- **What the task asks**
Give the number of lines holding the string "structured", and nothing else.

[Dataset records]
════════

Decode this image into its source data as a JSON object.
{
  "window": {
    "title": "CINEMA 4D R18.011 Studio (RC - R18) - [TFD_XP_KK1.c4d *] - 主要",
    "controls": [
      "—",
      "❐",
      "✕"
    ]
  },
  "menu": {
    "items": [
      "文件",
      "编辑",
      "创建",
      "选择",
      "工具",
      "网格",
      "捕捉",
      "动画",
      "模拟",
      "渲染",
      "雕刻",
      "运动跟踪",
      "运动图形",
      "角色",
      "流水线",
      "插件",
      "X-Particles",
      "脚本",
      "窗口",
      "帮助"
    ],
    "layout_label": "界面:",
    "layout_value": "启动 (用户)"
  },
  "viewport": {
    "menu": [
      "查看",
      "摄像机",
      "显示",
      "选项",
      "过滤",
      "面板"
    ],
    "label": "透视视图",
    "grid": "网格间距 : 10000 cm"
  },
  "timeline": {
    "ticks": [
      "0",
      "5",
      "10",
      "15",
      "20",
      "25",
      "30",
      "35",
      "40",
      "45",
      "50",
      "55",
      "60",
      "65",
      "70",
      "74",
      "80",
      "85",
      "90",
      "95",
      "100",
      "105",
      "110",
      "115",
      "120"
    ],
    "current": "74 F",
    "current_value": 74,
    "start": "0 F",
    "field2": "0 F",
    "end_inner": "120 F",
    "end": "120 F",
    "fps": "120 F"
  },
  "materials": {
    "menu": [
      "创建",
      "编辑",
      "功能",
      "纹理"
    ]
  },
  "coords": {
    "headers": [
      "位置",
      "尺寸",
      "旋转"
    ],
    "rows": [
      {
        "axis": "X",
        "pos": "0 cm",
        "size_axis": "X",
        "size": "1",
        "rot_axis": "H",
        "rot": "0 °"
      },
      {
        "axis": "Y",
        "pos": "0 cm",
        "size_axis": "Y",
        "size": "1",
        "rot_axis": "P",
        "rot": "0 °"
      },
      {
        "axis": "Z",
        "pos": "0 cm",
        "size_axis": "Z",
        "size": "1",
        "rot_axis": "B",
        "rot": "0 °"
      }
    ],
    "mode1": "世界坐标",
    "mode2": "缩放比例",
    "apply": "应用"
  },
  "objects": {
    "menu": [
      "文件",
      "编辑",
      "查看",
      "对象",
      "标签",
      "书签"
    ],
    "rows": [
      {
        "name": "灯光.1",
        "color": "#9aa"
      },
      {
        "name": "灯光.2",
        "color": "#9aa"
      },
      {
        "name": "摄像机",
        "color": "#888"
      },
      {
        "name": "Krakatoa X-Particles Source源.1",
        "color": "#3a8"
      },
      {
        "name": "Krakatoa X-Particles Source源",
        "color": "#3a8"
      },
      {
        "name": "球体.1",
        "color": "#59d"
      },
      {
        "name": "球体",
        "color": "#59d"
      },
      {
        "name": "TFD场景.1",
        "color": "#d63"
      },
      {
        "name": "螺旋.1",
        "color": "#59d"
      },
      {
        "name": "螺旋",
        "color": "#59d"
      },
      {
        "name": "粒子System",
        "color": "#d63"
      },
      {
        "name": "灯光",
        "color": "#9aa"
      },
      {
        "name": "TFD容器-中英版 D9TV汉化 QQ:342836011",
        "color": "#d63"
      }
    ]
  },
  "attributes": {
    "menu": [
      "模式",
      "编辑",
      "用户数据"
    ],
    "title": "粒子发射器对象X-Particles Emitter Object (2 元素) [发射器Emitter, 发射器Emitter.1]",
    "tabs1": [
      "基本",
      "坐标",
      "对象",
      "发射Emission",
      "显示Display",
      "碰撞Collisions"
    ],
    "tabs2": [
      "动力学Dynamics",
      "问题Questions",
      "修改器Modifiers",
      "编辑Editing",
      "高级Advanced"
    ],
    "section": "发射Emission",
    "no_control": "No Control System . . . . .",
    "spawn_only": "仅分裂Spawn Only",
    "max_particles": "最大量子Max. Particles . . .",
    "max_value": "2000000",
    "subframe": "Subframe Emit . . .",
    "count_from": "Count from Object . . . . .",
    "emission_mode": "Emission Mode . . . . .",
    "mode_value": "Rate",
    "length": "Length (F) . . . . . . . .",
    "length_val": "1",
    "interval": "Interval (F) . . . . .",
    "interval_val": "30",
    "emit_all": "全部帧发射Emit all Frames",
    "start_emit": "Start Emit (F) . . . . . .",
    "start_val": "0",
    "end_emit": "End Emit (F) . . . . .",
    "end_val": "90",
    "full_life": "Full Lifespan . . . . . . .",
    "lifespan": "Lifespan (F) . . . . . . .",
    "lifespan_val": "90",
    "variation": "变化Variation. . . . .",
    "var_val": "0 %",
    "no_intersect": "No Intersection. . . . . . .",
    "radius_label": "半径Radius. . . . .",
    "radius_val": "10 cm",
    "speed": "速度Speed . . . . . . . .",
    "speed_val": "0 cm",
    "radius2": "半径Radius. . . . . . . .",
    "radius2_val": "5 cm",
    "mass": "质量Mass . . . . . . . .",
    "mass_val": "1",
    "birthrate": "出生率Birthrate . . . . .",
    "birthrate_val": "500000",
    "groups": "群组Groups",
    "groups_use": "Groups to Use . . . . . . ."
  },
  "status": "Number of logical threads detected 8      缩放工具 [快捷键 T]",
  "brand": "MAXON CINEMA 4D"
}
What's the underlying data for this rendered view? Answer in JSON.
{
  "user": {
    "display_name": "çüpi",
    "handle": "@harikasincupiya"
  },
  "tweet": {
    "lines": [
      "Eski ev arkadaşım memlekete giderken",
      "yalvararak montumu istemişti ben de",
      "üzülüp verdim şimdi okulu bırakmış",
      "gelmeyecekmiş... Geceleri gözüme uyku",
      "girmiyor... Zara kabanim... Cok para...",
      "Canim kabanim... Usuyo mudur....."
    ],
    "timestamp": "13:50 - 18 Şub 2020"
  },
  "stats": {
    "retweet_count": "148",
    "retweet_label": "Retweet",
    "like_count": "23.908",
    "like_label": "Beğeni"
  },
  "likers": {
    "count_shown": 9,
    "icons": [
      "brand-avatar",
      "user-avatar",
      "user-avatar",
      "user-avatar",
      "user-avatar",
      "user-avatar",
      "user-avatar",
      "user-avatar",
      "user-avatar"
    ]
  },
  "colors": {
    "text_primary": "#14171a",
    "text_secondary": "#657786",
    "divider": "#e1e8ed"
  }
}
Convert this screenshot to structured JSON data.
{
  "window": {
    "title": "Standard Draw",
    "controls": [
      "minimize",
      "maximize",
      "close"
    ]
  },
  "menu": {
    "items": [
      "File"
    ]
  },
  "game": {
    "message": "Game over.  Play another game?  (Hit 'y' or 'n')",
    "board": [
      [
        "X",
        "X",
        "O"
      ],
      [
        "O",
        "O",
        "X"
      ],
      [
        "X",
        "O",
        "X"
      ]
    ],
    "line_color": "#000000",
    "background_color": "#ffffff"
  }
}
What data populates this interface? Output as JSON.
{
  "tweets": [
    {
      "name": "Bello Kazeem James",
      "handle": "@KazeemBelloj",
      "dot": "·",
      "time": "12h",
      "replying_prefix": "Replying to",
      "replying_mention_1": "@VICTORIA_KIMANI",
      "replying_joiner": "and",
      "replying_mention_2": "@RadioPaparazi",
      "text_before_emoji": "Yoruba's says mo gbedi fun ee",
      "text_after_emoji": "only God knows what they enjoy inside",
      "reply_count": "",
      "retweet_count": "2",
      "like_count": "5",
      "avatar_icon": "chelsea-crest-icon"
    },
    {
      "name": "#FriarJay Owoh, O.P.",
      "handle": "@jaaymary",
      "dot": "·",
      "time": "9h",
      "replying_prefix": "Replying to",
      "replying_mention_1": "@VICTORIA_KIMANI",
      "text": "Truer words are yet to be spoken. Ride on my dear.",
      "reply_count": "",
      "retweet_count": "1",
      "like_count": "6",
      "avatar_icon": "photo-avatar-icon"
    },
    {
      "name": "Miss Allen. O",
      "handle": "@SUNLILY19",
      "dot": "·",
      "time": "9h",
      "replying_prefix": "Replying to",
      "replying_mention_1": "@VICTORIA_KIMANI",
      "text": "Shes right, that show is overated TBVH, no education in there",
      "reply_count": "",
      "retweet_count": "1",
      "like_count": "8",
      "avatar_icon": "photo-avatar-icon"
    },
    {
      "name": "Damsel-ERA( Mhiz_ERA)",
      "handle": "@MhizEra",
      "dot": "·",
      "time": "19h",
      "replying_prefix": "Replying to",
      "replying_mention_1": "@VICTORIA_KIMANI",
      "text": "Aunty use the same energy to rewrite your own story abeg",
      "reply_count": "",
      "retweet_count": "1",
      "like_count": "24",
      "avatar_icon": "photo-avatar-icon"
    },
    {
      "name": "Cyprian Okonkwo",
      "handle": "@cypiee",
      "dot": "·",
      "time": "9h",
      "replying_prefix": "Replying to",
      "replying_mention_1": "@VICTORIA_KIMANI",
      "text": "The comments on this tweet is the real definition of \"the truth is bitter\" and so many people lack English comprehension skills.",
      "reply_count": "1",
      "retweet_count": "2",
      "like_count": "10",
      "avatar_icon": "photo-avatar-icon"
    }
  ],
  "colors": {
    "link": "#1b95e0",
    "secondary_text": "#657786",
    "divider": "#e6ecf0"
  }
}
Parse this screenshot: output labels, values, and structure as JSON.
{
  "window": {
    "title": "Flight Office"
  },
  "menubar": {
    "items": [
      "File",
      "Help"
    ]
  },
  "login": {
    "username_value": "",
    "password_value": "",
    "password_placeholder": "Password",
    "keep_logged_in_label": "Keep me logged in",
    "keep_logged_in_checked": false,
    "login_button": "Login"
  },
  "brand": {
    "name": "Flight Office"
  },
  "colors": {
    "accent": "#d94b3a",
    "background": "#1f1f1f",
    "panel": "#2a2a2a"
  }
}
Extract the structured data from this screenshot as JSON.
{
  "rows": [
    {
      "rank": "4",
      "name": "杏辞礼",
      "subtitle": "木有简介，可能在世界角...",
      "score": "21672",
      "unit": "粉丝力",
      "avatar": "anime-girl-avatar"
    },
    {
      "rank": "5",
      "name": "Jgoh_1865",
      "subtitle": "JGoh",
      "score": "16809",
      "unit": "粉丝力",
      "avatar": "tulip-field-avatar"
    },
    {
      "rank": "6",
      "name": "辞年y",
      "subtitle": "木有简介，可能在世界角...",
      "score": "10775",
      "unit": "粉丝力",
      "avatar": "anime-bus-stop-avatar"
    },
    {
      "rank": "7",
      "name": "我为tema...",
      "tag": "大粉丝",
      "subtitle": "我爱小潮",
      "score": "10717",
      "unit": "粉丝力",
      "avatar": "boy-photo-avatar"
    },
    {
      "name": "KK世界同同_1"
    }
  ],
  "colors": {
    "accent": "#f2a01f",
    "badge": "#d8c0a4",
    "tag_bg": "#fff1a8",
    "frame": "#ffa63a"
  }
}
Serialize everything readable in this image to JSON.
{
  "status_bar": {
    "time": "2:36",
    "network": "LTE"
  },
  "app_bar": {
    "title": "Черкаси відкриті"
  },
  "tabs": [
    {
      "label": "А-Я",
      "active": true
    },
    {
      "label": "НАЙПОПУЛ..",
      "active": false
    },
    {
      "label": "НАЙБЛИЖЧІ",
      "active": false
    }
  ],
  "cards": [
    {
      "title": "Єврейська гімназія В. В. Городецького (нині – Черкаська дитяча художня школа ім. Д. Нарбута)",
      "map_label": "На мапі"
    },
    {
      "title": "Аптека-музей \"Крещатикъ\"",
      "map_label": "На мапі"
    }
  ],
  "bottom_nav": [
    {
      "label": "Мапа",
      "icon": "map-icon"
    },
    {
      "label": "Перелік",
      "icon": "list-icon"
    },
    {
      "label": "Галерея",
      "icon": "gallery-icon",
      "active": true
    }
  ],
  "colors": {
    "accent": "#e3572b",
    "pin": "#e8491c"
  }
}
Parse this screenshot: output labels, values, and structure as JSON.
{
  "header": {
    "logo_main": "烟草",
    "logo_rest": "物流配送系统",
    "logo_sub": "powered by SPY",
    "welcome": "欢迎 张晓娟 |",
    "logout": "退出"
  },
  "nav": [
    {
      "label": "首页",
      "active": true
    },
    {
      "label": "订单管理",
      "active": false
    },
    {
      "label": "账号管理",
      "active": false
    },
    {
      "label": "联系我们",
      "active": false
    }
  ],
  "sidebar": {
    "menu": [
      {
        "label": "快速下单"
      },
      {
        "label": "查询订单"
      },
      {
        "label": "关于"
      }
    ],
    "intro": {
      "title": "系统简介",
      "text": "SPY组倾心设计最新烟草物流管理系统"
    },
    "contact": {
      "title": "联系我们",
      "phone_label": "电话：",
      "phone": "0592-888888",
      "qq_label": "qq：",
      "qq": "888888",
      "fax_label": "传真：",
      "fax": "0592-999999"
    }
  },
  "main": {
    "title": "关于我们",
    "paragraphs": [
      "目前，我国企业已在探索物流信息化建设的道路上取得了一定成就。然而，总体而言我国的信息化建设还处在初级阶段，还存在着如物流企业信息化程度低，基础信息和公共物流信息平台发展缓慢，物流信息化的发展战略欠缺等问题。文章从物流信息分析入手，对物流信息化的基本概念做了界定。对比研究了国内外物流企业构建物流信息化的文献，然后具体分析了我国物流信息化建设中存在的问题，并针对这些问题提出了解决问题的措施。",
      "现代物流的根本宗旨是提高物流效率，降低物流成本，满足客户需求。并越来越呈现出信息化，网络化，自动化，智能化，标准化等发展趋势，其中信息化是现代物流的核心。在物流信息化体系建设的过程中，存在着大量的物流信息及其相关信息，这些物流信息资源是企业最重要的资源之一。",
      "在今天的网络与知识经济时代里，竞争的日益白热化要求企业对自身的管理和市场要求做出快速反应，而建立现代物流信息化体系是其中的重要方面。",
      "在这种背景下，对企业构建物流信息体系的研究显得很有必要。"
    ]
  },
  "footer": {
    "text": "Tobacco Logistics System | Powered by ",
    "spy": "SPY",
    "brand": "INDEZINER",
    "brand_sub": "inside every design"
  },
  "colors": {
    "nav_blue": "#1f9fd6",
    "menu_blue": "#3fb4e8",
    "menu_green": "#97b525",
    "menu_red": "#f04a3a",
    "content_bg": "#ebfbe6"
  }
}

════════

- **Result of this exercise**
2